> _BRIEF_
Copy out the records precisely, omitting pictures.
══════
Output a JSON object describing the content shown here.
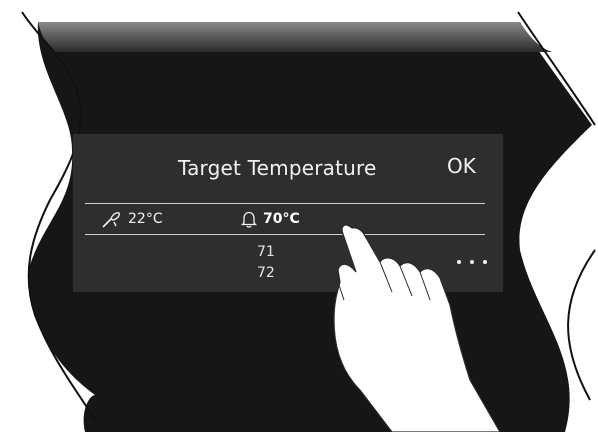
{
  "screen": {
    "title": "Target Temperature",
    "ok_label": "OK",
    "probe": {
      "icon": "probe-icon",
      "value": "22°C"
    },
    "target": {
      "icon": "bell-icon",
      "value": "70°C"
    },
    "picker": {
      "options": [
        "71",
        "72"
      ]
    },
    "more": {
      "icon": "ellipsis-icon"
    }
  },
  "colors": {
    "screen_bg": "#2e2e2e",
    "device_body": "#161616",
    "device_top": "#6a6a6a",
    "text": "#f2f2f2"
  }
}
══════
> _OUTPUT OF THE EXERCISE_
Output a JSON object describing the content shown here.
{
  "screen": {
    "title": "Target Temperature",
    "ok_label": "OK",
    "probe": {
      "icon": "probe-icon",
      "value": "22°C"
    },
    "target": {
      "icon": "bell-icon",
      "value": "70°C"
    },
    "picker": {
      "options": [
        "71",
        "72"
      ]
    },
    "more": {
      "icon": "ellipsis-icon"
    }
  },
  "colors": {
    "screen_bg": "#2e2e2e",
    "device_body": "#161616",
    "device_top": "#6a6a6a",
    "text": "#f2f2f2"
  }
}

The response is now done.